### [Problem details]
Reproduce the listing below exactly, minus its pictures.

(Records from a data source)
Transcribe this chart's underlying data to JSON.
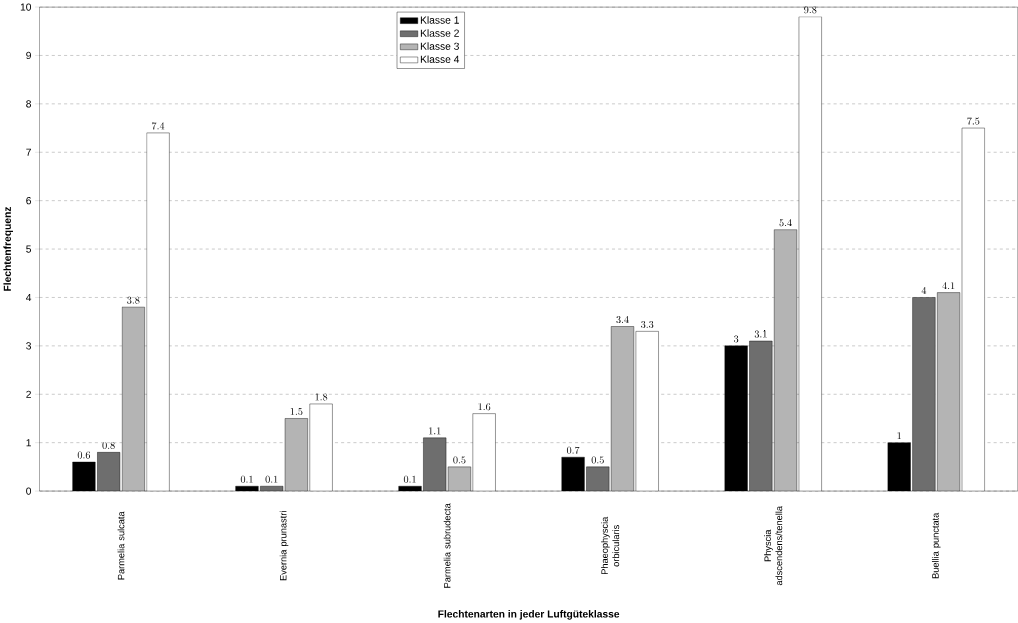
{
  "chart_data": {
    "type": "bar",
    "xlabel": "Flechtenarten in jeder Luftgüteklasse",
    "ylabel": "Flechtenfrequenz",
    "categories": [
      "Parmelia sulcata",
      "Evernia prunastri",
      "Parmelia subrudecta",
      "Phaeophyscia orbicularis",
      "Physcia adscendens/tenella",
      "Buellia punctata"
    ],
    "series": [
      {
        "name": "Klasse 1",
        "color": "#000000",
        "values": [
          0.6,
          0.1,
          0.1,
          0.7,
          3,
          1
        ]
      },
      {
        "name": "Klasse 2",
        "color": "#6e6e6e",
        "values": [
          0.8,
          0.1,
          1.1,
          0.5,
          3.1,
          4
        ]
      },
      {
        "name": "Klasse 3",
        "color": "#b4b4b4",
        "values": [
          3.8,
          1.5,
          0.5,
          3.4,
          5.4,
          4.1
        ]
      },
      {
        "name": "Klasse 4",
        "color": "#ffffff",
        "values": [
          7.4,
          1.8,
          1.6,
          3.3,
          9.8,
          7.5
        ]
      }
    ],
    "ylim": [
      0,
      10
    ],
    "yticks": [
      0,
      1,
      2,
      3,
      4,
      5,
      6,
      7,
      8,
      9,
      10
    ],
    "grid": "y",
    "legend": "top",
    "data_labels": true
  }
}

### [Answer for this exercise]
Transcribe this chart's underlying data to JSON.
{
  "chart_data": {
    "type": "bar",
    "xlabel": "Flechtenarten in jeder Luftgüteklasse",
    "ylabel": "Flechtenfrequenz",
    "categories": [
      "Parmelia sulcata",
      "Evernia prunastri",
      "Parmelia subrudecta",
      "Phaeophyscia orbicularis",
      "Physcia adscendens/tenella",
      "Buellia punctata"
    ],
    "series": [
      {
        "name": "Klasse 1",
        "color": "#000000",
        "values": [
          0.6,
          0.1,
          0.1,
          0.7,
          3,
          1
        ]
      },
      {
        "name": "Klasse 2",
        "color": "#6e6e6e",
        "values": [
          0.8,
          0.1,
          1.1,
          0.5,
          3.1,
          4
        ]
      },
      {
        "name": "Klasse 3",
        "color": "#b4b4b4",
        "values": [
          3.8,
          1.5,
          0.5,
          3.4,
          5.4,
          4.1
        ]
      },
      {
        "name": "Klasse 4",
        "color": "#ffffff",
        "values": [
          7.4,
          1.8,
          1.6,
          3.3,
          9.8,
          7.5
        ]
      }
    ],
    "ylim": [
      0,
      10
    ],
    "yticks": [
      0,
      1,
      2,
      3,
      4,
      5,
      6,
      7,
      8,
      9,
      10
    ],
    "grid": "y",
    "legend": "top",
    "data_labels": true
  }
}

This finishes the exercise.